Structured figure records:
────────────────────

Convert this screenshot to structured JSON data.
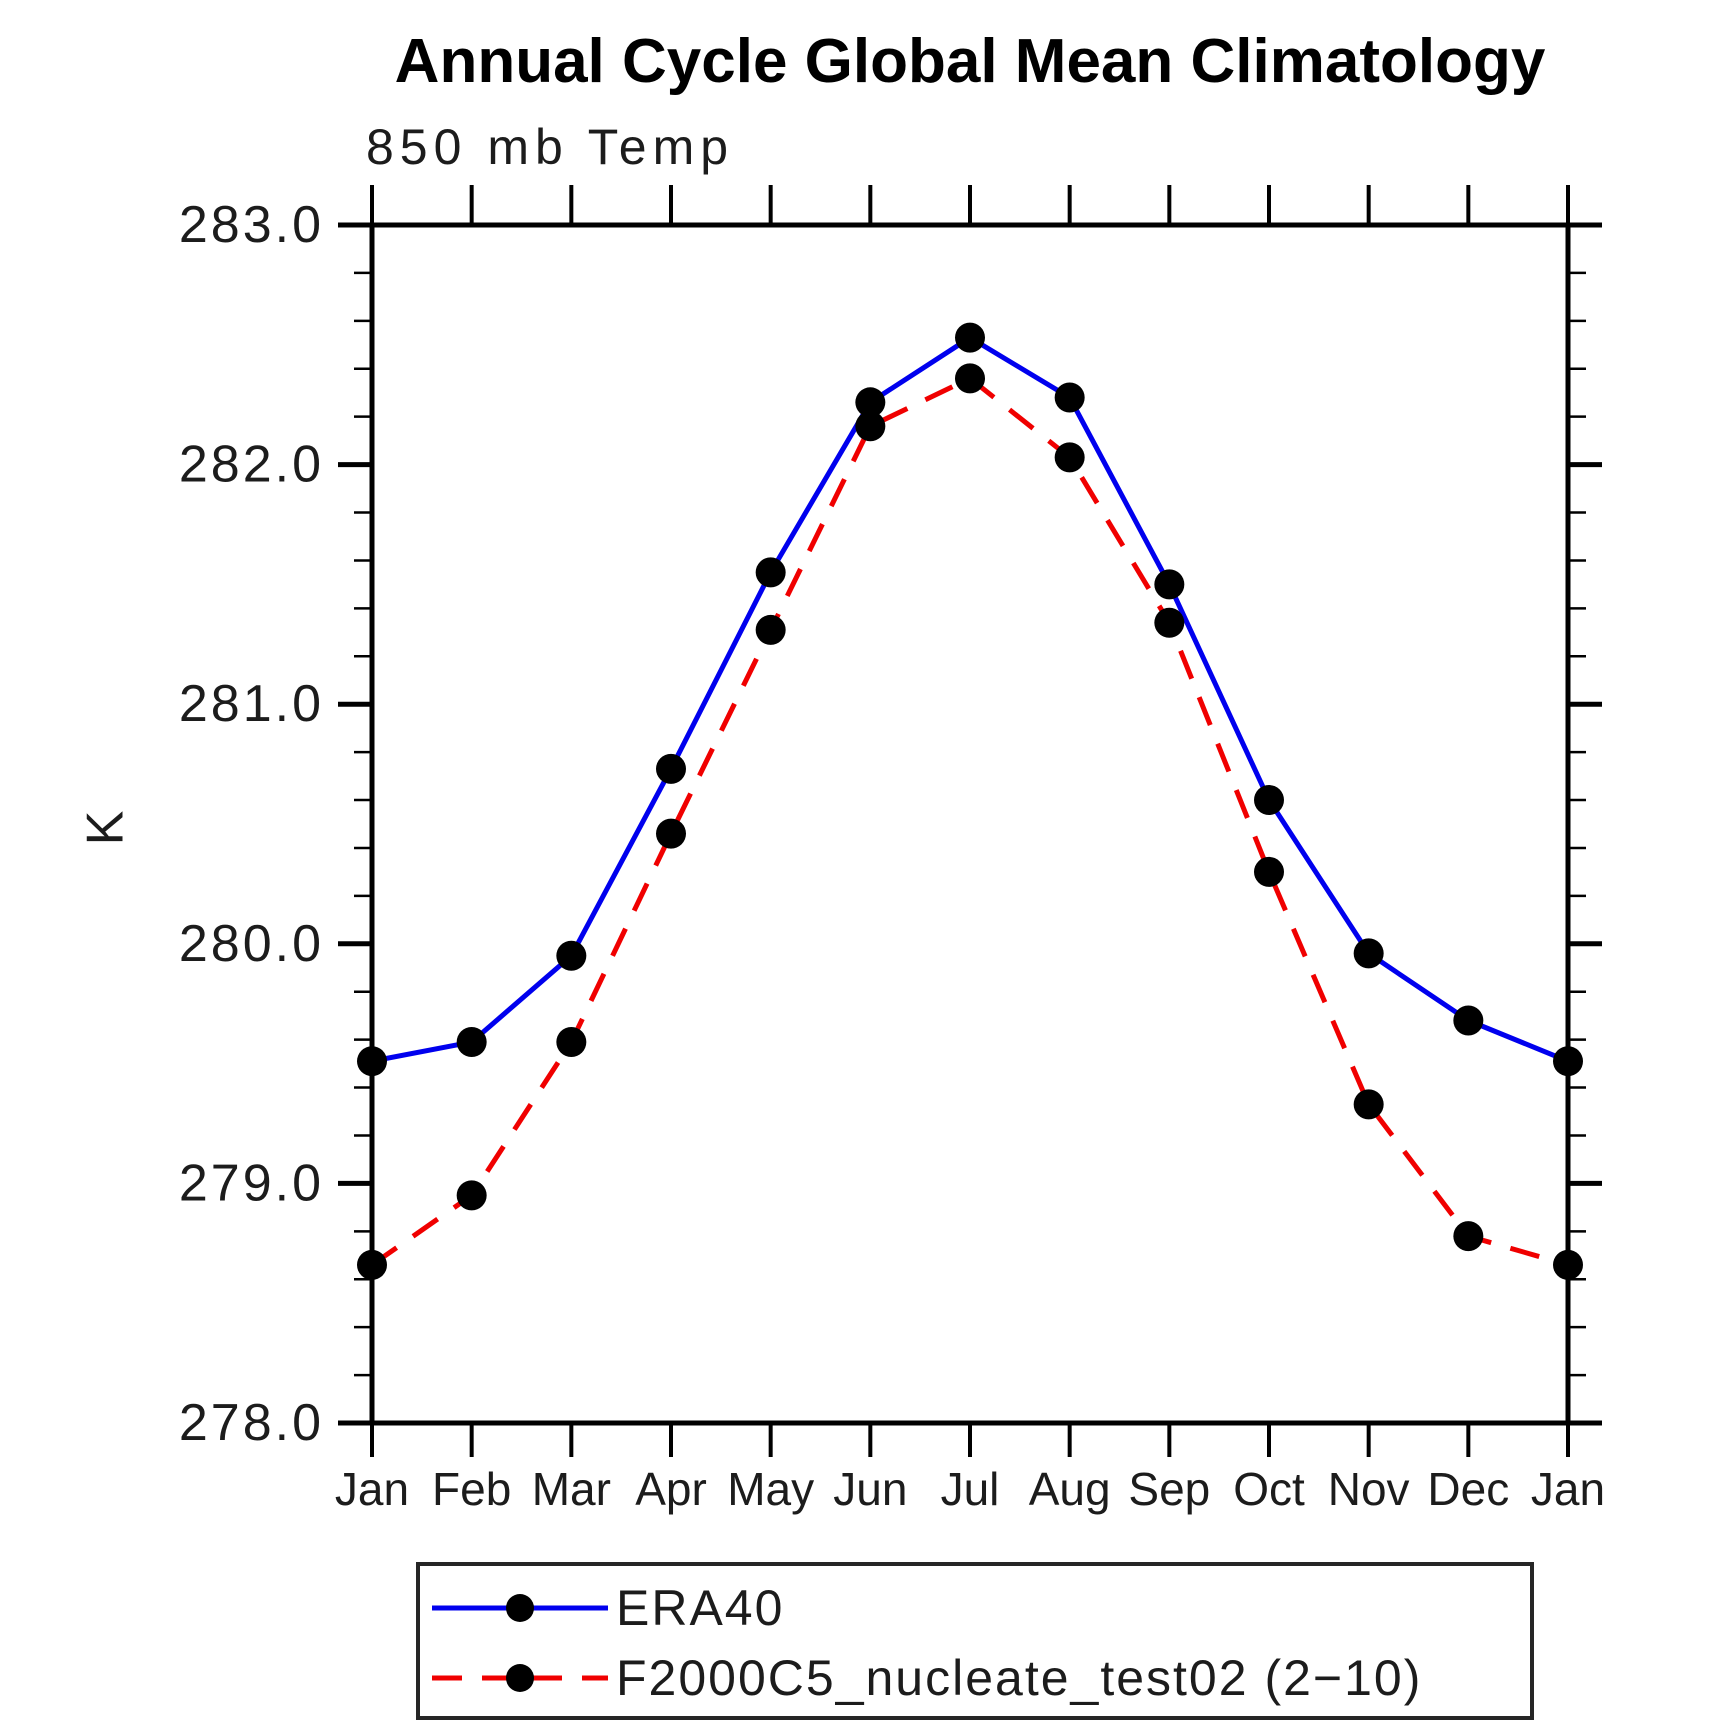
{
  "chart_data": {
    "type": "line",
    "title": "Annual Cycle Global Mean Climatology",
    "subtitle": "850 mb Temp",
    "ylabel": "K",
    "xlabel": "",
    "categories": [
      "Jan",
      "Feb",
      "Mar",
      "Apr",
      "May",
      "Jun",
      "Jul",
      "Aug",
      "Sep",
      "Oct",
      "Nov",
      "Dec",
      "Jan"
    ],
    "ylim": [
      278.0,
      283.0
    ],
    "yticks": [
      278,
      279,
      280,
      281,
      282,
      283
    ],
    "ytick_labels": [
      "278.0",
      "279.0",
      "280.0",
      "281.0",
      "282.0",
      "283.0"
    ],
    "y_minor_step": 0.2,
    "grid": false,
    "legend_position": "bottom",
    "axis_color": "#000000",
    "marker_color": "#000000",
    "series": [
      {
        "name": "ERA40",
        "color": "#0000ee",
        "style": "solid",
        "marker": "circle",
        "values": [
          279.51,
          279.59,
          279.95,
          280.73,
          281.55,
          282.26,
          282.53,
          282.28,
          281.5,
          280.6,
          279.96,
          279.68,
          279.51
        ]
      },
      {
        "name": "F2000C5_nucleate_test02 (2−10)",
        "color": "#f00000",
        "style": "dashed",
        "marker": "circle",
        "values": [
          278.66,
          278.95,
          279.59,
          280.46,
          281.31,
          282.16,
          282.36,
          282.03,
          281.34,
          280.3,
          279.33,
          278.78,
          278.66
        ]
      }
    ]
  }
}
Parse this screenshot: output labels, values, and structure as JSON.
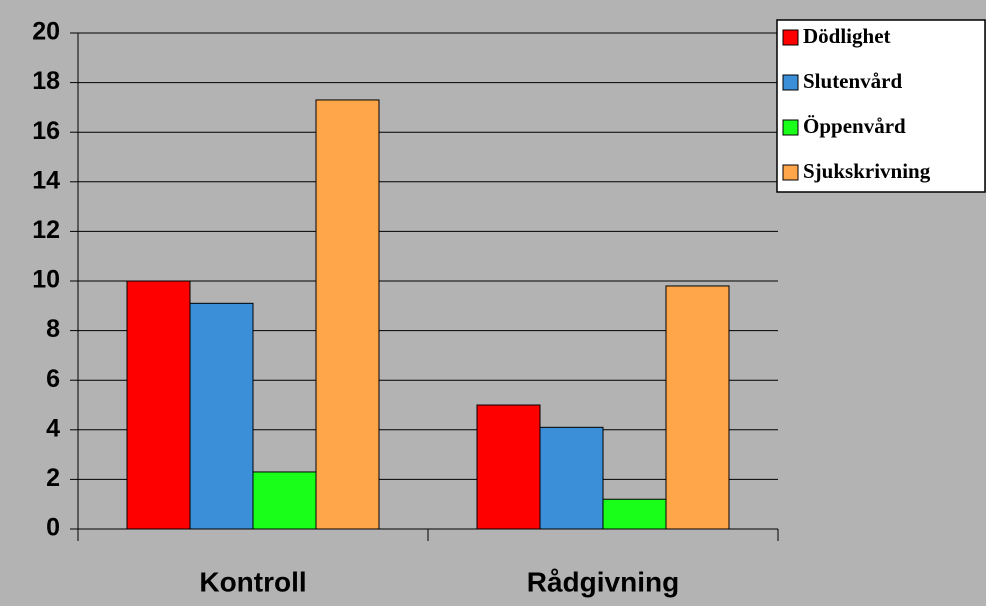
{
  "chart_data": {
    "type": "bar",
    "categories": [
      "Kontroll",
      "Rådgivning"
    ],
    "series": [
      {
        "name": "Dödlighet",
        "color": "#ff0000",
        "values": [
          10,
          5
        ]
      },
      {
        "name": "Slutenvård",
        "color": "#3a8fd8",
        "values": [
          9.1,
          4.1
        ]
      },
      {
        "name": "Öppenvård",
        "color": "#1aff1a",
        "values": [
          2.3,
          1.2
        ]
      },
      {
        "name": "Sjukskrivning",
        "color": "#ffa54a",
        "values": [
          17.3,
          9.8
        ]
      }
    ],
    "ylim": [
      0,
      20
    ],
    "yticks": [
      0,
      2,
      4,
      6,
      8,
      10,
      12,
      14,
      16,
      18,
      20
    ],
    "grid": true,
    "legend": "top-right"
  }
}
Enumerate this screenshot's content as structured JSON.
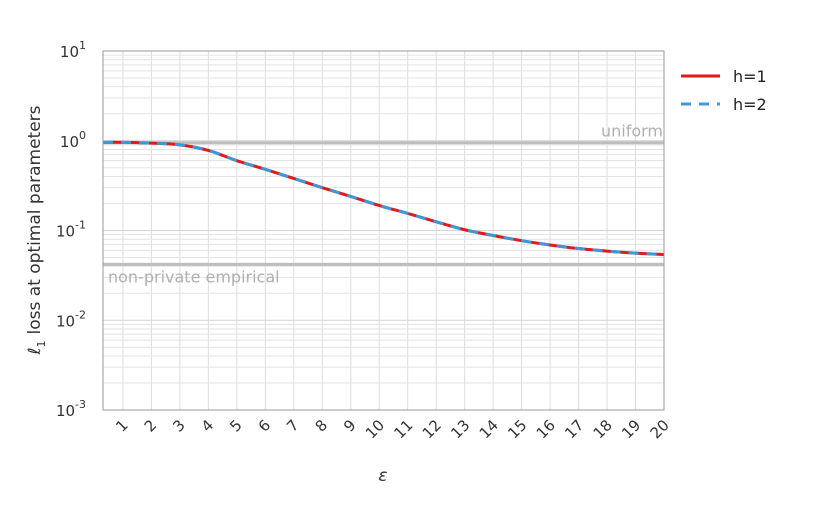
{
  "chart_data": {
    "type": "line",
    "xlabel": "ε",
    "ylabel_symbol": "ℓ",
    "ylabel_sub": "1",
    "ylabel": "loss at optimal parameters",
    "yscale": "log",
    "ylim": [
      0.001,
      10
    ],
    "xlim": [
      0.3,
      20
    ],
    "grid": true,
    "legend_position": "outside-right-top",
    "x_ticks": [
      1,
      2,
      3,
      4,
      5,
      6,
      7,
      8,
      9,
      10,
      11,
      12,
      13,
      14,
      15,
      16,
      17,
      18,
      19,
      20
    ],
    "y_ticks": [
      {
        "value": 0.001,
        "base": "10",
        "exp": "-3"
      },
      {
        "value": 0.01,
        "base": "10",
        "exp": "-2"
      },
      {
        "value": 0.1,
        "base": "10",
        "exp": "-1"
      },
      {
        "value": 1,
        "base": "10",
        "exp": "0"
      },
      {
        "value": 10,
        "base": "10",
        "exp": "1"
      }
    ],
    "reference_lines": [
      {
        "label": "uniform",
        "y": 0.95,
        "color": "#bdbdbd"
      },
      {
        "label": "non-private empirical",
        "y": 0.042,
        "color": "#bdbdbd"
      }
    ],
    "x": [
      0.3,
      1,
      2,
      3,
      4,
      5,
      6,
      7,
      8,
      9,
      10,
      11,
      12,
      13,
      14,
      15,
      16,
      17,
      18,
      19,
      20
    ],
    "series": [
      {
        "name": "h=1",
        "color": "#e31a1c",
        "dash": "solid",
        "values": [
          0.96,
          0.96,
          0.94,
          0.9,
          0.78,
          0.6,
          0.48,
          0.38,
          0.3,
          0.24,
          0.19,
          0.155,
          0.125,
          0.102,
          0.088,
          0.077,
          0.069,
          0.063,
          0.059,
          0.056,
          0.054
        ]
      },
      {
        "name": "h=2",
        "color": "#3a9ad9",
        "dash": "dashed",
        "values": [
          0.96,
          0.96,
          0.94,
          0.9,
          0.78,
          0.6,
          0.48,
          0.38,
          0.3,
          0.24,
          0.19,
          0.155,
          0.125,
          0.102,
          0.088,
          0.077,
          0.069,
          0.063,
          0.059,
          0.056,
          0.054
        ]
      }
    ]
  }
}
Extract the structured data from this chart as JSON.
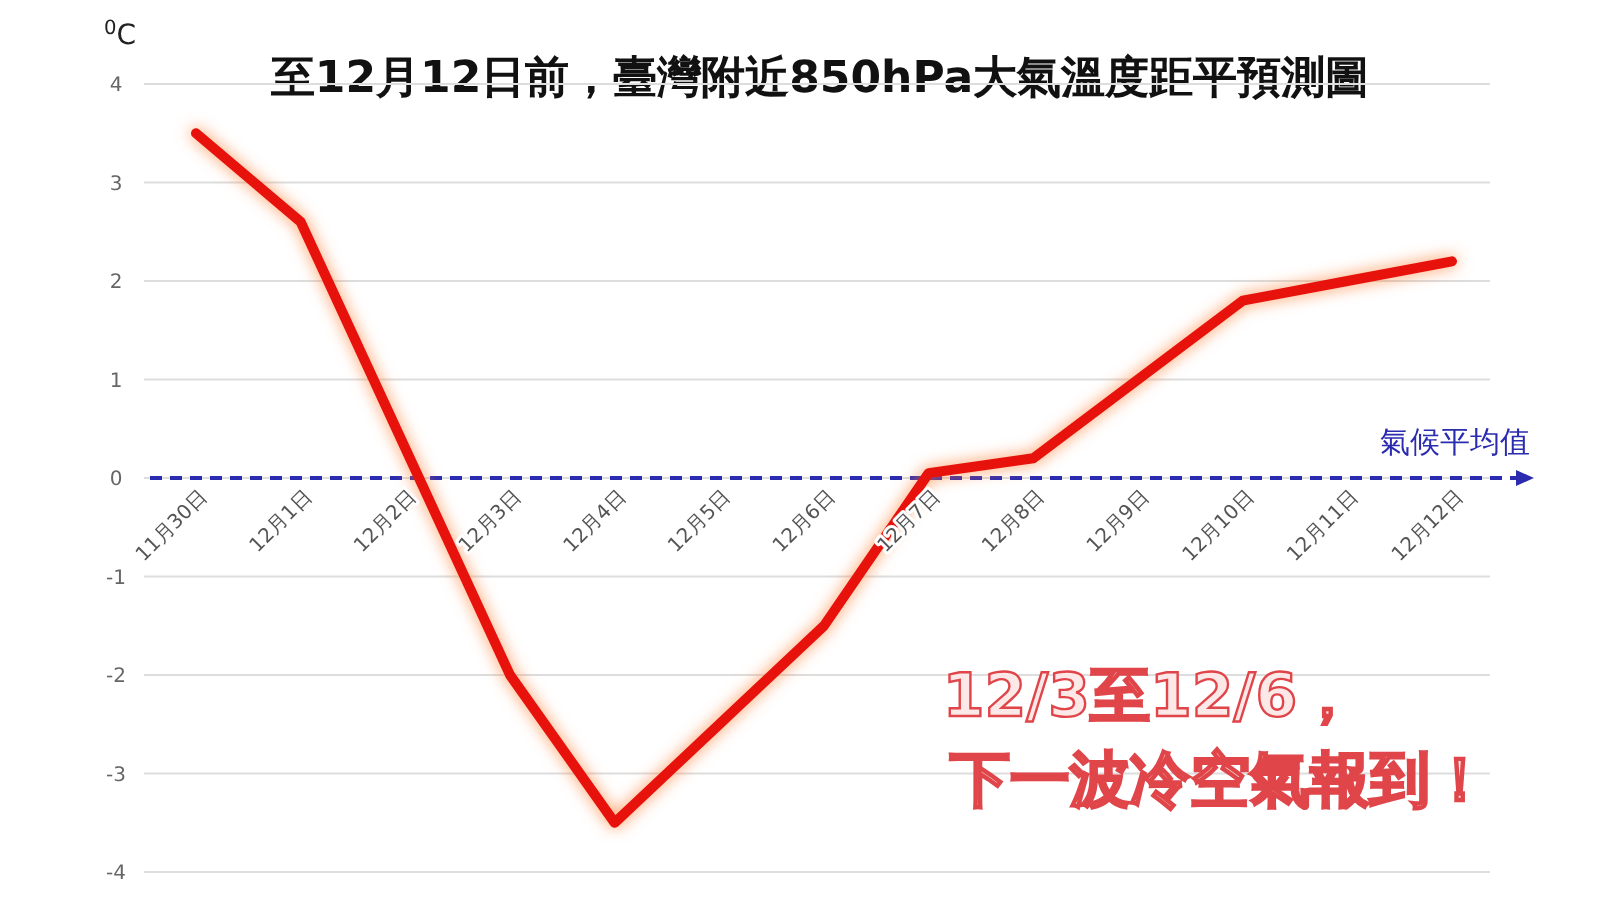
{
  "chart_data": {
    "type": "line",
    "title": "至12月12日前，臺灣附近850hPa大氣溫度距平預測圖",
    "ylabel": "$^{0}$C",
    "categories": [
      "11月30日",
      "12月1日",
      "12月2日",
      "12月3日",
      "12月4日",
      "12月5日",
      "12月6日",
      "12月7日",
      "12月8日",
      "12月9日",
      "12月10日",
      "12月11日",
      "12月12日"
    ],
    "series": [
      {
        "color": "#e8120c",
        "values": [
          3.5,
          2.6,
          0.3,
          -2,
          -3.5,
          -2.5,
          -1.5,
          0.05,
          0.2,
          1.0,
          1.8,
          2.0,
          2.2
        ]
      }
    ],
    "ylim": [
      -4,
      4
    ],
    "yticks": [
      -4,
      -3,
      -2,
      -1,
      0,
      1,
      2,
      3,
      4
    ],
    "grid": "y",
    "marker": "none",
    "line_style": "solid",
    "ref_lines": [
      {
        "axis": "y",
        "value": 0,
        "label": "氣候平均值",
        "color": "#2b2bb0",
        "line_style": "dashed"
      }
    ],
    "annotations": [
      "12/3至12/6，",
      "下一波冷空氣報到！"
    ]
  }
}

────────────────────

What you will do: Starting from the line where "Extract the structured" appears, copy every line through the end of the material, both ends included, but no pictures.

Solved problem:
Extract the structured data from this chart as JSON.
{
  "chart_data": {
    "type": "line",
    "title": "至12月12日前，臺灣附近850hPa大氣溫度距平預測圖",
    "ylabel": "$^{0}$C",
    "categories": [
      "11月30日",
      "12月1日",
      "12月2日",
      "12月3日",
      "12月4日",
      "12月5日",
      "12月6日",
      "12月7日",
      "12月8日",
      "12月9日",
      "12月10日",
      "12月11日",
      "12月12日"
    ],
    "series": [
      {
        "color": "#e8120c",
        "values": [
          3.5,
          2.6,
          0.3,
          -2,
          -3.5,
          -2.5,
          -1.5,
          0.05,
          0.2,
          1.0,
          1.8,
          2.0,
          2.2
        ]
      }
    ],
    "ylim": [
      -4,
      4
    ],
    "yticks": [
      -4,
      -3,
      -2,
      -1,
      0,
      1,
      2,
      3,
      4
    ],
    "grid": "y",
    "marker": "none",
    "line_style": "solid",
    "ref_lines": [
      {
        "axis": "y",
        "value": 0,
        "label": "氣候平均值",
        "color": "#2b2bb0",
        "line_style": "dashed"
      }
    ],
    "annotations": [
      "12/3至12/6，",
      "下一波冷空氣報到！"
    ]
  }
}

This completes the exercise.